▶ **Work required**:
Exclude any images and output the remaining records exactly.

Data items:
--------------------------------

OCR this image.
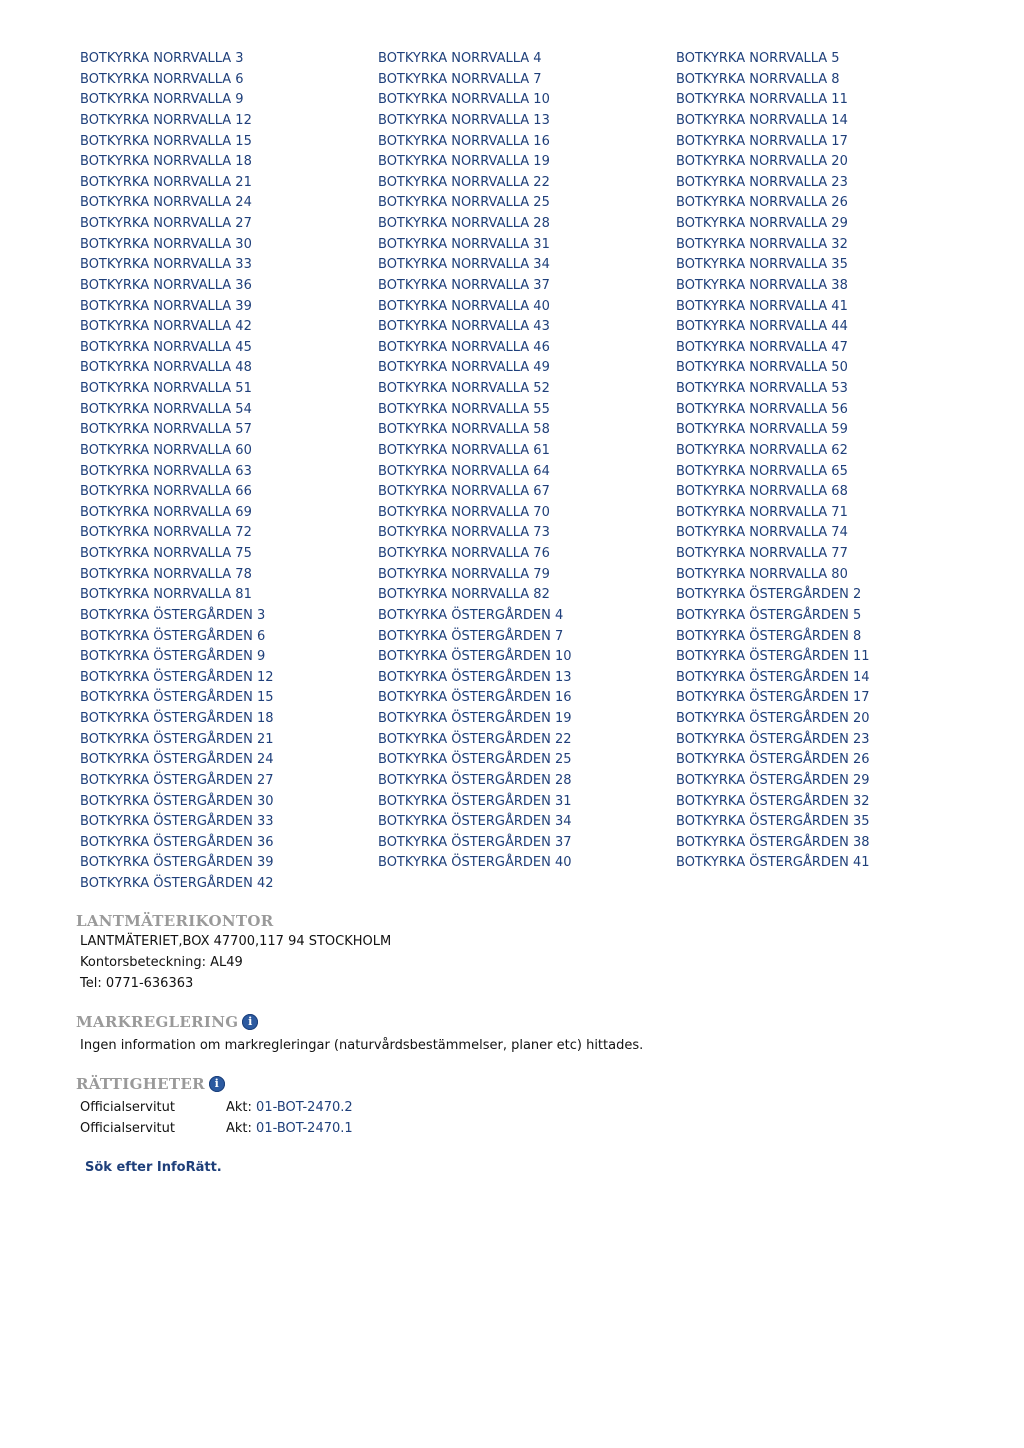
BOTKYRKA NORRVALLA 3	BOTKYRKA NORRVALLA 4	BOTKYRKA NORRVALLA 5
BOTKYRKA NORRVALLA 6	BOTKYRKA NORRVALLA 7	BOTKYRKA NORRVALLA 8
BOTKYRKA NORRVALLA 9	BOTKYRKA NORRVALLA 10	BOTKYRKA NORRVALLA 11
BOTKYRKA NORRVALLA 12	BOTKYRKA NORRVALLA 13	BOTKYRKA NORRVALLA 14
BOTKYRKA NORRVALLA 15	BOTKYRKA NORRVALLA 16	BOTKYRKA NORRVALLA 17
BOTKYRKA NORRVALLA 18	BOTKYRKA NORRVALLA 19	BOTKYRKA NORRVALLA 20
BOTKYRKA NORRVALLA 21	BOTKYRKA NORRVALLA 22	BOTKYRKA NORRVALLA 23
BOTKYRKA NORRVALLA 24	BOTKYRKA NORRVALLA 25	BOTKYRKA NORRVALLA 26
BOTKYRKA NORRVALLA 27	BOTKYRKA NORRVALLA 28	BOTKYRKA NORRVALLA 29
BOTKYRKA NORRVALLA 30	BOTKYRKA NORRVALLA 31	BOTKYRKA NORRVALLA 32
BOTKYRKA NORRVALLA 33	BOTKYRKA NORRVALLA 34	BOTKYRKA NORRVALLA 35
BOTKYRKA NORRVALLA 36	BOTKYRKA NORRVALLA 37	BOTKYRKA NORRVALLA 38
BOTKYRKA NORRVALLA 39	BOTKYRKA NORRVALLA 40	BOTKYRKA NORRVALLA 41
BOTKYRKA NORRVALLA 42	BOTKYRKA NORRVALLA 43	BOTKYRKA NORRVALLA 44
BOTKYRKA NORRVALLA 45	BOTKYRKA NORRVALLA 46	BOTKYRKA NORRVALLA 47
BOTKYRKA NORRVALLA 48	BOTKYRKA NORRVALLA 49	BOTKYRKA NORRVALLA 50
BOTKYRKA NORRVALLA 51	BOTKYRKA NORRVALLA 52	BOTKYRKA NORRVALLA 53
BOTKYRKA NORRVALLA 54	BOTKYRKA NORRVALLA 55	BOTKYRKA NORRVALLA 56
BOTKYRKA NORRVALLA 57	BOTKYRKA NORRVALLA 58	BOTKYRKA NORRVALLA 59
BOTKYRKA NORRVALLA 60	BOTKYRKA NORRVALLA 61	BOTKYRKA NORRVALLA 62
BOTKYRKA NORRVALLA 63	BOTKYRKA NORRVALLA 64	BOTKYRKA NORRVALLA 65
BOTKYRKA NORRVALLA 66	BOTKYRKA NORRVALLA 67	BOTKYRKA NORRVALLA 68
BOTKYRKA NORRVALLA 69	BOTKYRKA NORRVALLA 70	BOTKYRKA NORRVALLA 71
BOTKYRKA NORRVALLA 72	BOTKYRKA NORRVALLA 73	BOTKYRKA NORRVALLA 74
BOTKYRKA NORRVALLA 75	BOTKYRKA NORRVALLA 76	BOTKYRKA NORRVALLA 77
BOTKYRKA NORRVALLA 78	BOTKYRKA NORRVALLA 79	BOTKYRKA NORRVALLA 80
BOTKYRKA NORRVALLA 81	BOTKYRKA NORRVALLA 82	BOTKYRKA ÖSTERGÅRDEN 2
BOTKYRKA ÖSTERGÅRDEN 3	BOTKYRKA ÖSTERGÅRDEN 4	BOTKYRKA ÖSTERGÅRDEN 5
BOTKYRKA ÖSTERGÅRDEN 6	BOTKYRKA ÖSTERGÅRDEN 7	BOTKYRKA ÖSTERGÅRDEN 8
BOTKYRKA ÖSTERGÅRDEN 9	BOTKYRKA ÖSTERGÅRDEN 10	BOTKYRKA ÖSTERGÅRDEN 11
BOTKYRKA ÖSTERGÅRDEN 12	BOTKYRKA ÖSTERGÅRDEN 13	BOTKYRKA ÖSTERGÅRDEN 14
BOTKYRKA ÖSTERGÅRDEN 15	BOTKYRKA ÖSTERGÅRDEN 16	BOTKYRKA ÖSTERGÅRDEN 17
BOTKYRKA ÖSTERGÅRDEN 18	BOTKYRKA ÖSTERGÅRDEN 19	BOTKYRKA ÖSTERGÅRDEN 20
BOTKYRKA ÖSTERGÅRDEN 21	BOTKYRKA ÖSTERGÅRDEN 22	BOTKYRKA ÖSTERGÅRDEN 23
BOTKYRKA ÖSTERGÅRDEN 24	BOTKYRKA ÖSTERGÅRDEN 25	BOTKYRKA ÖSTERGÅRDEN 26
BOTKYRKA ÖSTERGÅRDEN 27	BOTKYRKA ÖSTERGÅRDEN 28	BOTKYRKA ÖSTERGÅRDEN 29
BOTKYRKA ÖSTERGÅRDEN 30	BOTKYRKA ÖSTERGÅRDEN 31	BOTKYRKA ÖSTERGÅRDEN 32
BOTKYRKA ÖSTERGÅRDEN 33	BOTKYRKA ÖSTERGÅRDEN 34	BOTKYRKA ÖSTERGÅRDEN 35
BOTKYRKA ÖSTERGÅRDEN 36	BOTKYRKA ÖSTERGÅRDEN 37	BOTKYRKA ÖSTERGÅRDEN 38
BOTKYRKA ÖSTERGÅRDEN 39	BOTKYRKA ÖSTERGÅRDEN 40	BOTKYRKA ÖSTERGÅRDEN 41
BOTKYRKA ÖSTERGÅRDEN 42
LANTMÄTERIKONTOR

LANTMÄTERIET,BOX 47700,117 94 STOCKHOLM

Kontorsbeteckning: AL49

Tel: 0771-636363

MARKREGLERING i

Ingen information om markregleringar (naturvårdsbestämmelser, planer etc) hittades.

RÄTTIGHETER i
Officialservitut	Akt: 01-BOT-2470.2
Officialservitut	Akt: 01-BOT-2470.1
Sök efter InfoRätt.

--------------------------------

▶ **Task answer**:
OCR this image.
BOTKYRKA NORRVALLA 3	BOTKYRKA NORRVALLA 4	BOTKYRKA NORRVALLA 5
BOTKYRKA NORRVALLA 6	BOTKYRKA NORRVALLA 7	BOTKYRKA NORRVALLA 8
BOTKYRKA NORRVALLA 9	BOTKYRKA NORRVALLA 10	BOTKYRKA NORRVALLA 11
BOTKYRKA NORRVALLA 12	BOTKYRKA NORRVALLA 13	BOTKYRKA NORRVALLA 14
BOTKYRKA NORRVALLA 15	BOTKYRKA NORRVALLA 16	BOTKYRKA NORRVALLA 17
BOTKYRKA NORRVALLA 18	BOTKYRKA NORRVALLA 19	BOTKYRKA NORRVALLA 20
BOTKYRKA NORRVALLA 21	BOTKYRKA NORRVALLA 22	BOTKYRKA NORRVALLA 23
BOTKYRKA NORRVALLA 24	BOTKYRKA NORRVALLA 25	BOTKYRKA NORRVALLA 26
BOTKYRKA NORRVALLA 27	BOTKYRKA NORRVALLA 28	BOTKYRKA NORRVALLA 29
BOTKYRKA NORRVALLA 30	BOTKYRKA NORRVALLA 31	BOTKYRKA NORRVALLA 32
BOTKYRKA NORRVALLA 33	BOTKYRKA NORRVALLA 34	BOTKYRKA NORRVALLA 35
BOTKYRKA NORRVALLA 36	BOTKYRKA NORRVALLA 37	BOTKYRKA NORRVALLA 38
BOTKYRKA NORRVALLA 39	BOTKYRKA NORRVALLA 40	BOTKYRKA NORRVALLA 41
BOTKYRKA NORRVALLA 42	BOTKYRKA NORRVALLA 43	BOTKYRKA NORRVALLA 44
BOTKYRKA NORRVALLA 45	BOTKYRKA NORRVALLA 46	BOTKYRKA NORRVALLA 47
BOTKYRKA NORRVALLA 48	BOTKYRKA NORRVALLA 49	BOTKYRKA NORRVALLA 50
BOTKYRKA NORRVALLA 51	BOTKYRKA NORRVALLA 52	BOTKYRKA NORRVALLA 53
BOTKYRKA NORRVALLA 54	BOTKYRKA NORRVALLA 55	BOTKYRKA NORRVALLA 56
BOTKYRKA NORRVALLA 57	BOTKYRKA NORRVALLA 58	BOTKYRKA NORRVALLA 59
BOTKYRKA NORRVALLA 60	BOTKYRKA NORRVALLA 61	BOTKYRKA NORRVALLA 62
BOTKYRKA NORRVALLA 63	BOTKYRKA NORRVALLA 64	BOTKYRKA NORRVALLA 65
BOTKYRKA NORRVALLA 66	BOTKYRKA NORRVALLA 67	BOTKYRKA NORRVALLA 68
BOTKYRKA NORRVALLA 69	BOTKYRKA NORRVALLA 70	BOTKYRKA NORRVALLA 71
BOTKYRKA NORRVALLA 72	BOTKYRKA NORRVALLA 73	BOTKYRKA NORRVALLA 74
BOTKYRKA NORRVALLA 75	BOTKYRKA NORRVALLA 76	BOTKYRKA NORRVALLA 77
BOTKYRKA NORRVALLA 78	BOTKYRKA NORRVALLA 79	BOTKYRKA NORRVALLA 80
BOTKYRKA NORRVALLA 81	BOTKYRKA NORRVALLA 82	BOTKYRKA ÖSTERGÅRDEN 2
BOTKYRKA ÖSTERGÅRDEN 3	BOTKYRKA ÖSTERGÅRDEN 4	BOTKYRKA ÖSTERGÅRDEN 5
BOTKYRKA ÖSTERGÅRDEN 6	BOTKYRKA ÖSTERGÅRDEN 7	BOTKYRKA ÖSTERGÅRDEN 8
BOTKYRKA ÖSTERGÅRDEN 9	BOTKYRKA ÖSTERGÅRDEN 10	BOTKYRKA ÖSTERGÅRDEN 11
BOTKYRKA ÖSTERGÅRDEN 12	BOTKYRKA ÖSTERGÅRDEN 13	BOTKYRKA ÖSTERGÅRDEN 14
BOTKYRKA ÖSTERGÅRDEN 15	BOTKYRKA ÖSTERGÅRDEN 16	BOTKYRKA ÖSTERGÅRDEN 17
BOTKYRKA ÖSTERGÅRDEN 18	BOTKYRKA ÖSTERGÅRDEN 19	BOTKYRKA ÖSTERGÅRDEN 20
BOTKYRKA ÖSTERGÅRDEN 21	BOTKYRKA ÖSTERGÅRDEN 22	BOTKYRKA ÖSTERGÅRDEN 23
BOTKYRKA ÖSTERGÅRDEN 24	BOTKYRKA ÖSTERGÅRDEN 25	BOTKYRKA ÖSTERGÅRDEN 26
BOTKYRKA ÖSTERGÅRDEN 27	BOTKYRKA ÖSTERGÅRDEN 28	BOTKYRKA ÖSTERGÅRDEN 29
BOTKYRKA ÖSTERGÅRDEN 30	BOTKYRKA ÖSTERGÅRDEN 31	BOTKYRKA ÖSTERGÅRDEN 32
BOTKYRKA ÖSTERGÅRDEN 33	BOTKYRKA ÖSTERGÅRDEN 34	BOTKYRKA ÖSTERGÅRDEN 35
BOTKYRKA ÖSTERGÅRDEN 36	BOTKYRKA ÖSTERGÅRDEN 37	BOTKYRKA ÖSTERGÅRDEN 38
BOTKYRKA ÖSTERGÅRDEN 39	BOTKYRKA ÖSTERGÅRDEN 40	BOTKYRKA ÖSTERGÅRDEN 41
BOTKYRKA ÖSTERGÅRDEN 42
LANTMÄTERIKONTOR

LANTMÄTERIET,BOX 47700,117 94 STOCKHOLM

Kontorsbeteckning: AL49

Tel: 0771-636363

MARKREGLERING i

Ingen information om markregleringar (naturvårdsbestämmelser, planer etc) hittades.

RÄTTIGHETER i
Officialservitut	Akt: 01-BOT-2470.2
Officialservitut	Akt: 01-BOT-2470.1
Sök efter InfoRätt.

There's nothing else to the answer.